■ **Stated goal**
Repeat the whole listing exactly as written.

■ **Provided records**
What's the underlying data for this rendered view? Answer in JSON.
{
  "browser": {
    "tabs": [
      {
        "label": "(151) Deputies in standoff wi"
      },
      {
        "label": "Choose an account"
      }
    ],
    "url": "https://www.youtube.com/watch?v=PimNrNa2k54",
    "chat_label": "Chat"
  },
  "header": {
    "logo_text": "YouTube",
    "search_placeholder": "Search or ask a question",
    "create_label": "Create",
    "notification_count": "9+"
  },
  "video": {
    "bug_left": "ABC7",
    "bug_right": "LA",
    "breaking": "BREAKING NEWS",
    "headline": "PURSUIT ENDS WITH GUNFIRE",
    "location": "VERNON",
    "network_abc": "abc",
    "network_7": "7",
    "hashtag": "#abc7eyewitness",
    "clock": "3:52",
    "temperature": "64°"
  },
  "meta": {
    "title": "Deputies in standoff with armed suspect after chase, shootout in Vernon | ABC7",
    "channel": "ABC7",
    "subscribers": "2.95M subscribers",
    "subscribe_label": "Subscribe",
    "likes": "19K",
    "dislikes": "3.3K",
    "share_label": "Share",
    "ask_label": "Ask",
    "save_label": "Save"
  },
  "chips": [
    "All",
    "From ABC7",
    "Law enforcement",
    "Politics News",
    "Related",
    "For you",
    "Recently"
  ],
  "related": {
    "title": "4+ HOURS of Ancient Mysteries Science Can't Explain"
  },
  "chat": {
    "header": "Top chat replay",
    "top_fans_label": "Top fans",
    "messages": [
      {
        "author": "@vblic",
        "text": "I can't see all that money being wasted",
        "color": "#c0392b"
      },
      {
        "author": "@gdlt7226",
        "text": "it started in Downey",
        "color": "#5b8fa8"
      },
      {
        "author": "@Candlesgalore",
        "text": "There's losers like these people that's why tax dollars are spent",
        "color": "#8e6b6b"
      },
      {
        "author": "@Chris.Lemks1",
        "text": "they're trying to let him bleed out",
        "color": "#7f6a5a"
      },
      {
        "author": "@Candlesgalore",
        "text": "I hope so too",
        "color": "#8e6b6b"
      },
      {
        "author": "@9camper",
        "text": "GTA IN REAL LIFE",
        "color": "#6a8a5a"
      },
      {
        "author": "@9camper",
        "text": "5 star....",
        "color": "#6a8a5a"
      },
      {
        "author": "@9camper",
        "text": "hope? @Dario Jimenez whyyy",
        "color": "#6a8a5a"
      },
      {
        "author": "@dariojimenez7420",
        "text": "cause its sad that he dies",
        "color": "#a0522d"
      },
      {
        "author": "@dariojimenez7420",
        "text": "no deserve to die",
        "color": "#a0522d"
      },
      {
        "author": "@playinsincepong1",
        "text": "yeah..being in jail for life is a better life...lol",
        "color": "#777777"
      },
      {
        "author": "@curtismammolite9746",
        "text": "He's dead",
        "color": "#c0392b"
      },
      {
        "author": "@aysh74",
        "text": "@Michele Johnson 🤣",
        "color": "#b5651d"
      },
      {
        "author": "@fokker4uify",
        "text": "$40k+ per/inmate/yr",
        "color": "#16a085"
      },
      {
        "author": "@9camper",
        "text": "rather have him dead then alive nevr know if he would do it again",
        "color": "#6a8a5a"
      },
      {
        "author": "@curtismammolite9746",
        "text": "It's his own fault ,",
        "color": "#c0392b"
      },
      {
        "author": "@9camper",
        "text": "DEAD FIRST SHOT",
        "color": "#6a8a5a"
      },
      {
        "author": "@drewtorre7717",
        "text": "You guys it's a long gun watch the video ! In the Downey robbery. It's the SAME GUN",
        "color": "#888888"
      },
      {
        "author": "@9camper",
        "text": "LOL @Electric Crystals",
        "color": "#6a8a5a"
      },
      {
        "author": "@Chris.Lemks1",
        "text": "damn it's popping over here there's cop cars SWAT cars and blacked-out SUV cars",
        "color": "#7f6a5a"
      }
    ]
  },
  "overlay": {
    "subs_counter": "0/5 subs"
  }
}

■ **Result of this exercise**
What's the underlying data for this rendered view? Answer in JSON.
{
  "browser": {
    "tabs": [
      {
        "label": "(151) Deputies in standoff wi"
      },
      {
        "label": "Choose an account"
      }
    ],
    "url": "https://www.youtube.com/watch?v=PimNrNa2k54",
    "chat_label": "Chat"
  },
  "header": {
    "logo_text": "YouTube",
    "search_placeholder": "Search or ask a question",
    "create_label": "Create",
    "notification_count": "9+"
  },
  "video": {
    "bug_left": "ABC7",
    "bug_right": "LA",
    "breaking": "BREAKING NEWS",
    "headline": "PURSUIT ENDS WITH GUNFIRE",
    "location": "VERNON",
    "network_abc": "abc",
    "network_7": "7",
    "hashtag": "#abc7eyewitness",
    "clock": "3:52",
    "temperature": "64°"
  },
  "meta": {
    "title": "Deputies in standoff with armed suspect after chase, shootout in Vernon | ABC7",
    "channel": "ABC7",
    "subscribers": "2.95M subscribers",
    "subscribe_label": "Subscribe",
    "likes": "19K",
    "dislikes": "3.3K",
    "share_label": "Share",
    "ask_label": "Ask",
    "save_label": "Save"
  },
  "chips": [
    "All",
    "From ABC7",
    "Law enforcement",
    "Politics News",
    "Related",
    "For you",
    "Recently"
  ],
  "related": {
    "title": "4+ HOURS of Ancient Mysteries Science Can't Explain"
  },
  "chat": {
    "header": "Top chat replay",
    "top_fans_label": "Top fans",
    "messages": [
      {
        "author": "@vblic",
        "text": "I can't see all that money being wasted",
        "color": "#c0392b"
      },
      {
        "author": "@gdlt7226",
        "text": "it started in Downey",
        "color": "#5b8fa8"
      },
      {
        "author": "@Candlesgalore",
        "text": "There's losers like these people that's why tax dollars are spent",
        "color": "#8e6b6b"
      },
      {
        "author": "@Chris.Lemks1",
        "text": "they're trying to let him bleed out",
        "color": "#7f6a5a"
      },
      {
        "author": "@Candlesgalore",
        "text": "I hope so too",
        "color": "#8e6b6b"
      },
      {
        "author": "@9camper",
        "text": "GTA IN REAL LIFE",
        "color": "#6a8a5a"
      },
      {
        "author": "@9camper",
        "text": "5 star....",
        "color": "#6a8a5a"
      },
      {
        "author": "@9camper",
        "text": "hope? @Dario Jimenez whyyy",
        "color": "#6a8a5a"
      },
      {
        "author": "@dariojimenez7420",
        "text": "cause its sad that he dies",
        "color": "#a0522d"
      },
      {
        "author": "@dariojimenez7420",
        "text": "no deserve to die",
        "color": "#a0522d"
      },
      {
        "author": "@playinsincepong1",
        "text": "yeah..being in jail for life is a better life...lol",
        "color": "#777777"
      },
      {
        "author": "@curtismammolite9746",
        "text": "He's dead",
        "color": "#c0392b"
      },
      {
        "author": "@aysh74",
        "text": "@Michele Johnson 🤣",
        "color": "#b5651d"
      },
      {
        "author": "@fokker4uify",
        "text": "$40k+ per/inmate/yr",
        "color": "#16a085"
      },
      {
        "author": "@9camper",
        "text": "rather have him dead then alive nevr know if he would do it again",
        "color": "#6a8a5a"
      },
      {
        "author": "@curtismammolite9746",
        "text": "It's his own fault ,",
        "color": "#c0392b"
      },
      {
        "author": "@9camper",
        "text": "DEAD FIRST SHOT",
        "color": "#6a8a5a"
      },
      {
        "author": "@drewtorre7717",
        "text": "You guys it's a long gun watch the video ! In the Downey robbery. It's the SAME GUN",
        "color": "#888888"
      },
      {
        "author": "@9camper",
        "text": "LOL @Electric Crystals",
        "color": "#6a8a5a"
      },
      {
        "author": "@Chris.Lemks1",
        "text": "damn it's popping over here there's cop cars SWAT cars and blacked-out SUV cars",
        "color": "#7f6a5a"
      }
    ]
  },
  "overlay": {
    "subs_counter": "0/5 subs"
  }
}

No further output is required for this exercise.